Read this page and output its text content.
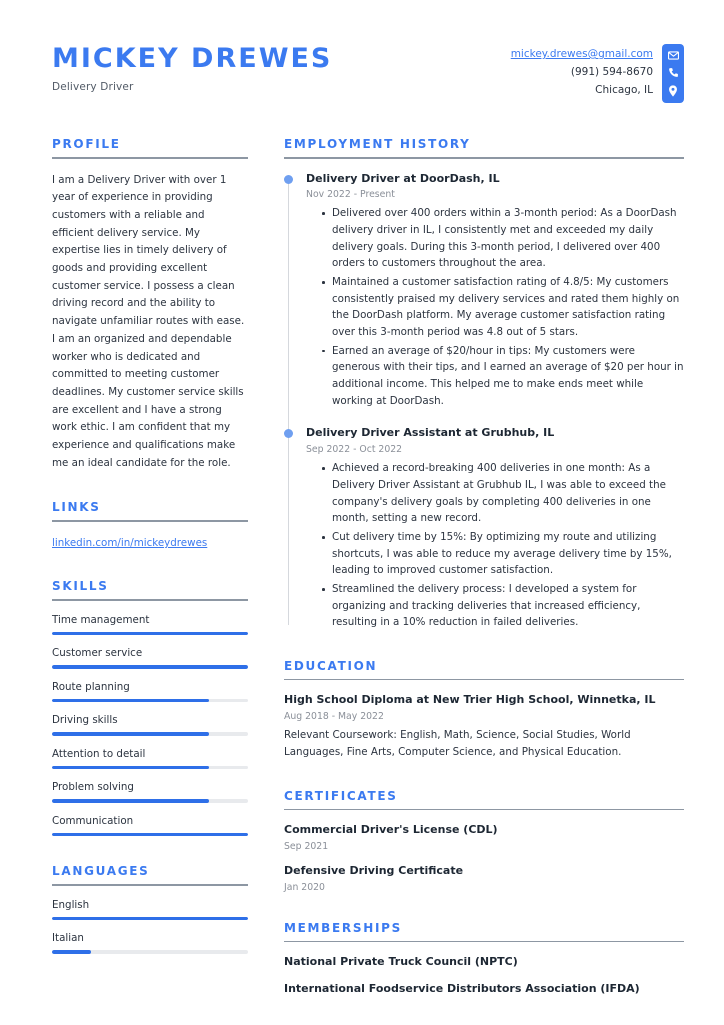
MICKEY DREWES
Delivery Driver
mickey.drewes@gmail.com
(991) 594-8670
Chicago, IL
PROFILE
I am a Delivery Driver with over 1 year of experience in providing customers with a reliable and efficient delivery service. My expertise lies in timely delivery of goods and providing excellent customer service. I possess a clean driving record and the ability to navigate unfamiliar routes with ease. I am an organized and dependable worker who is dedicated and committed to meeting customer deadlines. My customer service skills are excellent and I have a strong work ethic. I am confident that my experience and qualifications make me an ideal candidate for the role.
LINKS
linkedin.com/in/mickeydrewes
SKILLS
Time management
Customer service
Route planning
Driving skills
Attention to detail
Problem solving
Communication
LANGUAGES
English
Italian
EMPLOYMENT HISTORY
Delivery Driver at DoorDash, IL
Nov 2022 - Present
Delivered over 400 orders within a 3-month period: As a DoorDash delivery driver in IL, I consistently met and exceeded my daily delivery goals. During this 3-month period, I delivered over 400 orders to customers throughout the area.
Maintained a customer satisfaction rating of 4.8/5: My customers consistently praised my delivery services and rated them highly on the DoorDash platform. My average customer satisfaction rating over this 3-month period was 4.8 out of 5 stars.
Earned an average of $20/hour in tips: My customers were generous with their tips, and I earned an average of $20 per hour in additional income. This helped me to make ends meet while working at DoorDash.
Delivery Driver Assistant at Grubhub, IL
Sep 2022 - Oct 2022
Achieved a record-breaking 400 deliveries in one month: As a Delivery Driver Assistant at Grubhub IL, I was able to exceed the company's delivery goals by completing 400 deliveries in one month, setting a new record.
Cut delivery time by 15%: By optimizing my route and utilizing shortcuts, I was able to reduce my average delivery time by 15%, leading to improved customer satisfaction.
Streamlined the delivery process: I developed a system for organizing and tracking deliveries that increased efficiency, resulting in a 10% reduction in failed deliveries.
EDUCATION
High School Diploma at New Trier High School, Winnetka, IL
Aug 2018 - May 2022
Relevant Coursework: English, Math, Science, Social Studies, World Languages, Fine Arts, Computer Science, and Physical Education.
CERTIFICATES
Commercial Driver's License (CDL)
Sep 2021
Defensive Driving Certificate
Jan 2020
MEMBERSHIPS
National Private Truck Council (NPTC)
International Foodservice Distributors Association (IFDA)
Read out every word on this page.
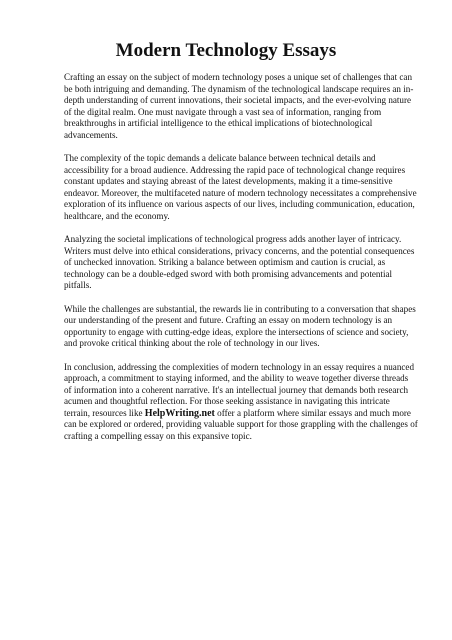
Modern Technology Essays

Crafting an essay on the subject of modern technology poses a unique set of challenges that can
be both intriguing and demanding. The dynamism of the technological landscape requires an in-
depth understanding of current innovations, their societal impacts, and the ever-evolving nature
of the digital realm. One must navigate through a vast sea of information, ranging from
breakthroughs in artificial intelligence to the ethical implications of biotechnological
advancements.

The complexity of the topic demands a delicate balance between technical details and
accessibility for a broad audience. Addressing the rapid pace of technological change requires
constant updates and staying abreast of the latest developments, making it a time-sensitive
endeavor. Moreover, the multifaceted nature of modern technology necessitates a comprehensive
exploration of its influence on various aspects of our lives, including communication, education,
healthcare, and the economy.

Analyzing the societal implications of technological progress adds another layer of intricacy.
Writers must delve into ethical considerations, privacy concerns, and the potential consequences
of unchecked innovation. Striking a balance between optimism and caution is crucial, as
technology can be a double-edged sword with both promising advancements and potential
pitfalls.

While the challenges are substantial, the rewards lie in contributing to a conversation that shapes
our understanding of the present and future. Crafting an essay on modern technology is an
opportunity to engage with cutting-edge ideas, explore the intersections of science and society,
and provoke critical thinking about the role of technology in our lives.

In conclusion, addressing the complexities of modern technology in an essay requires a nuanced
approach, a commitment to staying informed, and the ability to weave together diverse threads
of information into a coherent narrative. It's an intellectual journey that demands both research
acumen and thoughtful reflection. For those seeking assistance in navigating this intricate
terrain, resources like HelpWriting.net offer a platform where similar essays and much more
can be explored or ordered, providing valuable support for those grappling with the challenges of
crafting a compelling essay on this expansive topic.
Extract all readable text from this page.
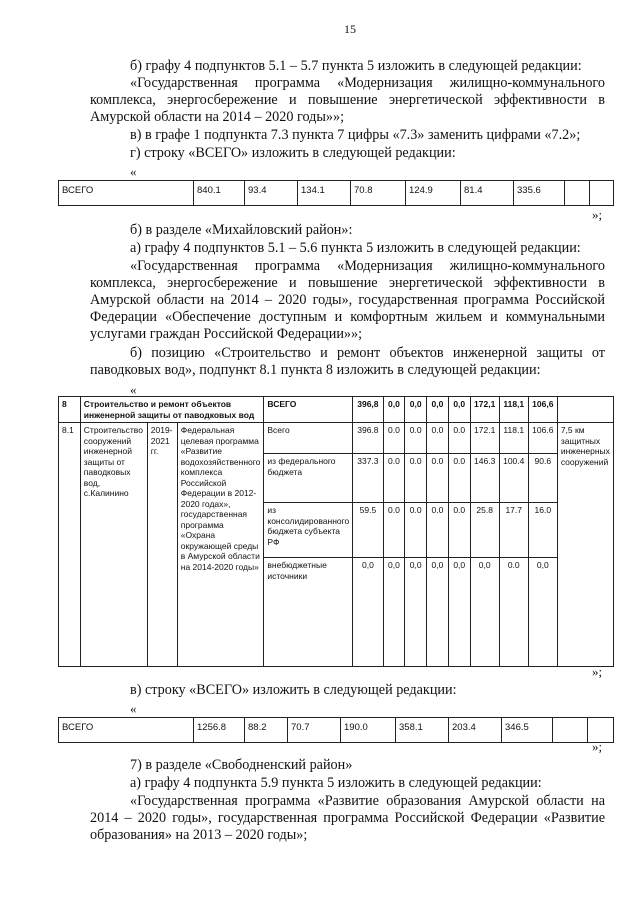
15
б) графу 4 подпунктов 5.1 – 5.7 пункта 5 изложить в следующей редакции:
«Государственная программа «Модернизация жилищно-коммунального комплекса, энергосбережение и повышение энергетической эффективности в Амурской области на 2014 – 2020 годы»»;
в) в графе 1 подпункта 7.3 пункта 7 цифры «7.3» заменить цифрами «7.2»;
г) строку «ВСЕГО» изложить в следующей редакции:
«
ВСЕГО	840.1	93.4	134.1	70.8	124.9	81.4	335.6		
»;
б) в разделе «Михайловский район»:
а) графу 4 подпунктов 5.1 – 5.6 пункта 5 изложить в следующей редакции:
«Государственная программа «Модернизация жилищно-коммунального комплекса, энергосбережение и повышение энергетической эффективности в Амурской области на 2014 – 2020 годы», государственная программа Российской Федерации «Обеспечение доступным и комфортным жильем и коммунальными услугами граждан Российской Федерации»»;
б) позицию «Строительство и ремонт объектов инженерной защиты от паводковых вод», подпункт 8.1 пункта 8 изложить в следующей редакции:
«
8	Строительство и ремонт объектов инженерной защиты от паводковых вод			ВСЕГО	396,8	0,0	0,0	0,0	0,0	172,1	118,1	106,6	
8.1	Строительство сооружений инженерной защиты от паводковых вод, с.Калинино	2019-2021 гг.	Федеральная целевая программа «Развитие водохозяйственного комплекса Российской Федерации в 2012-2020 годах», государственная программа «Охрана окружающей среды в Амурской области на 2014-2020 годы»	Всего	396.8	0.0	0.0	0.0	0.0	172.1	118.1	106.6	7,5 км защитных инженерных сооружений
				из федерального бюджета	337.3	0.0	0.0	0.0	0.0	146.3	100.4	90.6	
				из консолидированного бюджета субъекта РФ	59.5	0.0	0.0	0.0	0.0	25.8	17.7	16.0	
				внебюджетные источники	0,0	0,0	0,0	0,0	0,0	0,0	0.0	0,0	
»;
в) строку «ВСЕГО» изложить в следующей редакции:
«
ВСЕГО	1256.8	88.2	70.7	190.0	358.1	203.4	346.5		
»;
7) в разделе «Свободненский район»
а) графу 4 подпункта 5.9 пункта 5 изложить в следующей редакции:
«Государственная программа «Развитие образования Амурской области на 2014 – 2020 годы», государственная программа Российской Федерации «Развитие образования» на 2013 – 2020 годы»;
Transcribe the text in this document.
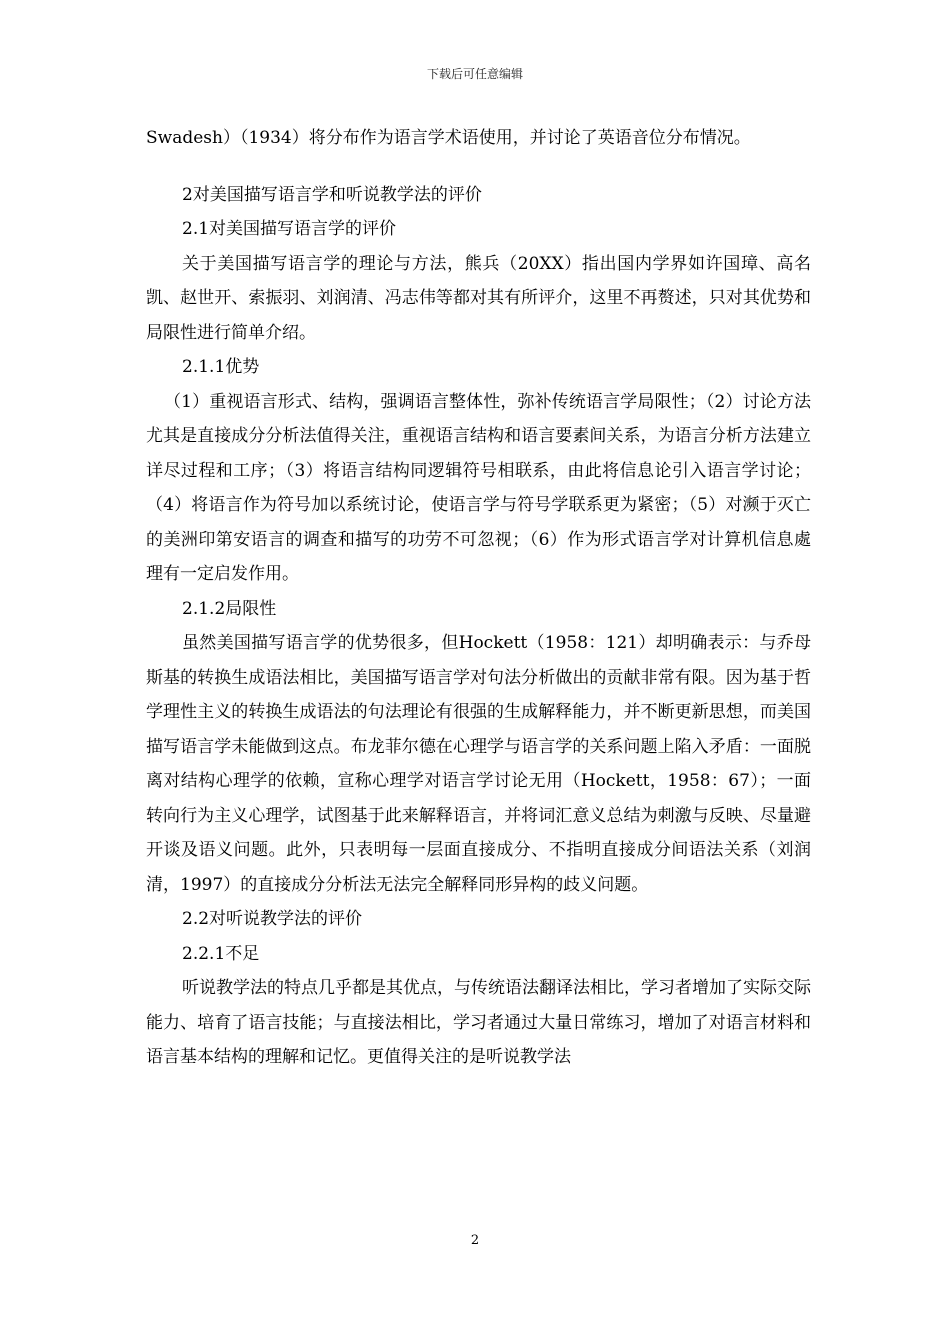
下载后可任意编辑

Swadesh）（1934）将分布作为语言学术语使用，并讨论了英语音位分布情况。

2对美国描写语言学和听说教学法的评价

2.1对美国描写语言学的评价

关于美国描写语言学的理论与方法，熊兵（20XX）指出国内学界如许国璋、高名凯、赵世开、索振羽、刘润清、冯志伟等都对其有所评介，这里不再赘述，只对其优势和局限性进行简单介绍。

2.1.1优势

（1）重视语言形式、结构，强调语言整体性，弥补传统语言学局限性；（2）讨论方法尤其是直接成分分析法值得关注，重视语言结构和语言要素间关系，为语言分析方法建立详尽过程和工序；（3）将语言结构同逻辑符号相联系，由此将信息论引入语言学讨论；（4）将语言作为符号加以系统讨论，使语言学与符号学联系更为紧密；（5）对濒于灭亡的美洲印第安语言的调查和描写的功劳不可忽视；（6）作为形式语言学对计算机信息處理有一定启发作用。

2.1.2局限性

虽然美国描写语言学的优势很多，但Hockett（1958：121）却明确表示：与乔母斯基的转换生成语法相比，美国描写语言学对句法分析做出的贡献非常有限。因为基于哲学理性主义的转换生成语法的句法理论有很强的生成解释能力，并不断更新思想，而美国描写语言学未能做到这点。布龙菲尔德在心理学与语言学的关系问题上陷入矛盾：一面脱离对结构心理学的依赖，宣称心理学对语言学讨论无用（Hockett，1958：67）；一面转向行为主义心理学，试图基于此来解释语言，并将词汇意义总结为刺激与反映、尽量避开谈及语义问题。此外，只表明每一层面直接成分、不指明直接成分间语法关系（刘润清，1997）的直接成分分析法无法完全解释同形异构的歧义问题。

2.2对听说教学法的评价

2.2.1不足

听说教学法的特点几乎都是其优点，与传统语法翻译法相比，学习者增加了实际交际能力、培育了语言技能；与直接法相比，学习者通过大量日常练习，增加了对语言材料和语言基本结构的理解和记忆。更值得关注的是听说教学法

2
━━━━━━━━━━━━━━━━━━━━
Only the number is wanted: how many lines in the entries above contain the string "English"?

2